### Task instructions
In the listing below, find every line containing "name" and copy it out.
-- start Supplied information --
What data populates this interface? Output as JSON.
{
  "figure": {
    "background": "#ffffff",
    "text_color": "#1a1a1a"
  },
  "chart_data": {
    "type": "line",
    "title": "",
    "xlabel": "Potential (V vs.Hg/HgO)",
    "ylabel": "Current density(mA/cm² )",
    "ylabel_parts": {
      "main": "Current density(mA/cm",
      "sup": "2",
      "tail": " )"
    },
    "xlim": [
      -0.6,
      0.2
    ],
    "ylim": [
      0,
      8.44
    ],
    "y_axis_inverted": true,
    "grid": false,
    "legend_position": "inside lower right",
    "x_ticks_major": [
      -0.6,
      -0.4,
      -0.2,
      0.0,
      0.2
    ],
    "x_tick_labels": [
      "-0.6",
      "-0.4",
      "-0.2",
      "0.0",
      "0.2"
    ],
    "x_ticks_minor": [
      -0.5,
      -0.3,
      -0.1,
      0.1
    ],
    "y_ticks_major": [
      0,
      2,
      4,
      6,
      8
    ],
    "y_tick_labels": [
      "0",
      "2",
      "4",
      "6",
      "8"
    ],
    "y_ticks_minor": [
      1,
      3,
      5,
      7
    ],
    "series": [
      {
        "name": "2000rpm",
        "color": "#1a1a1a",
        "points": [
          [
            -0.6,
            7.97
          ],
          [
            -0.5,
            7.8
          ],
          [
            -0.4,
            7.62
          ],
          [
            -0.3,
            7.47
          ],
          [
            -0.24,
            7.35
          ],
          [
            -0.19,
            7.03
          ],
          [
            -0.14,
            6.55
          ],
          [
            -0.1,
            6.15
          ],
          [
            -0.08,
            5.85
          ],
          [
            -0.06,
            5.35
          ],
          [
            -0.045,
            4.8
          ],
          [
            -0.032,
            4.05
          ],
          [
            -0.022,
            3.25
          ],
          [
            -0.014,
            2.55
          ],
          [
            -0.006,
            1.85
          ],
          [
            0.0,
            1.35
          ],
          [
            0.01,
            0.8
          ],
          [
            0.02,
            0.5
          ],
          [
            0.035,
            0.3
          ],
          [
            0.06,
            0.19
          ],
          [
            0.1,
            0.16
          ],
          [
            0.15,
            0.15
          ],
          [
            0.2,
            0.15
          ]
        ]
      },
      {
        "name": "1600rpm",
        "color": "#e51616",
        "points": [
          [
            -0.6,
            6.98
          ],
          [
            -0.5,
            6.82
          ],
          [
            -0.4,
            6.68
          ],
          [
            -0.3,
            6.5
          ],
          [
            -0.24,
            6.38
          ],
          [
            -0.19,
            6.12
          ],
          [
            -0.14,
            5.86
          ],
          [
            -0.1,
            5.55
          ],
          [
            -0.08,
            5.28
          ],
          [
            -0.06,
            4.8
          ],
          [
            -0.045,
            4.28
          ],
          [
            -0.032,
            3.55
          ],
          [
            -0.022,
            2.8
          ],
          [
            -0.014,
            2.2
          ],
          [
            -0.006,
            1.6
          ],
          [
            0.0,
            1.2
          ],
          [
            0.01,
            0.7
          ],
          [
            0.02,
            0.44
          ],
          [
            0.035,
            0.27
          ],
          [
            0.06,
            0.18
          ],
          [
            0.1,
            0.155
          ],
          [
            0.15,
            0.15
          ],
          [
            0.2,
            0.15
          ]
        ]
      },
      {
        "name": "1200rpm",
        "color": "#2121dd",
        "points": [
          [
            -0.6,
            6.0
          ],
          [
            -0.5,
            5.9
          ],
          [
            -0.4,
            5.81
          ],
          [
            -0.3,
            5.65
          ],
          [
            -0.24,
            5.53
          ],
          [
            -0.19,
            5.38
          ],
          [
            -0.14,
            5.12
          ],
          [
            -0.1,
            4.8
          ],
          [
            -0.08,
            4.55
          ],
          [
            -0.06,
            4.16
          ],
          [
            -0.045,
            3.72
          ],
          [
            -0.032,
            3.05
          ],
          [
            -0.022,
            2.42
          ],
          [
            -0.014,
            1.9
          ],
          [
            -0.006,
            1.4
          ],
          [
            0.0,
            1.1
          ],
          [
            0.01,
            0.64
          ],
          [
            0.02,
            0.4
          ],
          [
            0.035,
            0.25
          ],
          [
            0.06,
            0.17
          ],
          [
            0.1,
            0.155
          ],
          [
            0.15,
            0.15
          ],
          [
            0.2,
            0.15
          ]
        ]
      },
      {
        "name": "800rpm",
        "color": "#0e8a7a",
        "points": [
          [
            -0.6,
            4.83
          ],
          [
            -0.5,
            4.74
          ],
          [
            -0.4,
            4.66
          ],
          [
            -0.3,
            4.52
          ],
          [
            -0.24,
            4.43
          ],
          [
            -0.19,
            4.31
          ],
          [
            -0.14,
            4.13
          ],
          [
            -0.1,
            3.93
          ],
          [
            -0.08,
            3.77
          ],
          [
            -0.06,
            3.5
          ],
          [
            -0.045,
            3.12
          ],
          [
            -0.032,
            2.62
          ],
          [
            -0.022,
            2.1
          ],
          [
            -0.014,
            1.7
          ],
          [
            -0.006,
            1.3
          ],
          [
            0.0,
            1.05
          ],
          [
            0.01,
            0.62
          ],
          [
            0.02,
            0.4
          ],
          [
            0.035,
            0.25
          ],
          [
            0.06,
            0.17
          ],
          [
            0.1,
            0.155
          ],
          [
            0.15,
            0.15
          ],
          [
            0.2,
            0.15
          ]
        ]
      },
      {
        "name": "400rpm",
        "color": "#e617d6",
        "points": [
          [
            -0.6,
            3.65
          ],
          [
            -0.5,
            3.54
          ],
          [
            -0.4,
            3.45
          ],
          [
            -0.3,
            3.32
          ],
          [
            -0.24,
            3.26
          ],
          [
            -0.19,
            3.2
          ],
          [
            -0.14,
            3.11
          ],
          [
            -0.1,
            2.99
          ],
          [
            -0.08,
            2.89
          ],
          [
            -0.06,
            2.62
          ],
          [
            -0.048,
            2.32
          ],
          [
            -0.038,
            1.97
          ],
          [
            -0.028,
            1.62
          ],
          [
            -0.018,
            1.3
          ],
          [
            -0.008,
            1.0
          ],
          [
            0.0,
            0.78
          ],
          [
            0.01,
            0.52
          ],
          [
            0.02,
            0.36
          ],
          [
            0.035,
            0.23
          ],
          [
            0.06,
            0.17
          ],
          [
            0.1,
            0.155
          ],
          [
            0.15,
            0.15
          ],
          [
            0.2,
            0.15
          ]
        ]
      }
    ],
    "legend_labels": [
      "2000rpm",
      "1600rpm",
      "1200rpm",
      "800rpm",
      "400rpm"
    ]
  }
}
-- end Supplied information --
### Full response
        "name": "2000rpm",
        "name": "1600rpm",
        "name": "1200rpm",
        "name": "800rpm",
        "name": "400rpm",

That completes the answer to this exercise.